-------- Entries provided --------

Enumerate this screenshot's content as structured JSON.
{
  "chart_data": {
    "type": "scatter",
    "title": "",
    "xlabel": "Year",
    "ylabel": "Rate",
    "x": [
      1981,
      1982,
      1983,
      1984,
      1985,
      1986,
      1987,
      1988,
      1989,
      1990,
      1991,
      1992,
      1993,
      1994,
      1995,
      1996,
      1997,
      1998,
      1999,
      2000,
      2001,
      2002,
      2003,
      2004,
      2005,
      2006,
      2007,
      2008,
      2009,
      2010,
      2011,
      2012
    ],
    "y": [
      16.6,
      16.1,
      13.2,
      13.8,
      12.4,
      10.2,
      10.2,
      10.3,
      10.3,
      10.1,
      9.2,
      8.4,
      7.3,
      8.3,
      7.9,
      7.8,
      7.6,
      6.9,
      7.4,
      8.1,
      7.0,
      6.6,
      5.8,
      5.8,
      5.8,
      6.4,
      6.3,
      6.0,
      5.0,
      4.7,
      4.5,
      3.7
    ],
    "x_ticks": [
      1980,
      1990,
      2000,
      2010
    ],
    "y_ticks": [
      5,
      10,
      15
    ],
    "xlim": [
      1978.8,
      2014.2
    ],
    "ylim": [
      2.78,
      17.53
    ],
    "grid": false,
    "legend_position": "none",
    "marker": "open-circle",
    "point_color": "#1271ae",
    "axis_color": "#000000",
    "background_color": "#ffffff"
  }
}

--------

Required task:
Each record above should be output again exactly.

Task answer:
Enumerate this screenshot's content as structured JSON.
{
  "chart_data": {
    "type": "scatter",
    "title": "",
    "xlabel": "Year",
    "ylabel": "Rate",
    "x": [
      1981,
      1982,
      1983,
      1984,
      1985,
      1986,
      1987,
      1988,
      1989,
      1990,
      1991,
      1992,
      1993,
      1994,
      1995,
      1996,
      1997,
      1998,
      1999,
      2000,
      2001,
      2002,
      2003,
      2004,
      2005,
      2006,
      2007,
      2008,
      2009,
      2010,
      2011,
      2012
    ],
    "y": [
      16.6,
      16.1,
      13.2,
      13.8,
      12.4,
      10.2,
      10.2,
      10.3,
      10.3,
      10.1,
      9.2,
      8.4,
      7.3,
      8.3,
      7.9,
      7.8,
      7.6,
      6.9,
      7.4,
      8.1,
      7.0,
      6.6,
      5.8,
      5.8,
      5.8,
      6.4,
      6.3,
      6.0,
      5.0,
      4.7,
      4.5,
      3.7
    ],
    "x_ticks": [
      1980,
      1990,
      2000,
      2010
    ],
    "y_ticks": [
      5,
      10,
      15
    ],
    "xlim": [
      1978.8,
      2014.2
    ],
    "ylim": [
      2.78,
      17.53
    ],
    "grid": false,
    "legend_position": "none",
    "marker": "open-circle",
    "point_color": "#1271ae",
    "axis_color": "#000000",
    "background_color": "#ffffff"
  }
}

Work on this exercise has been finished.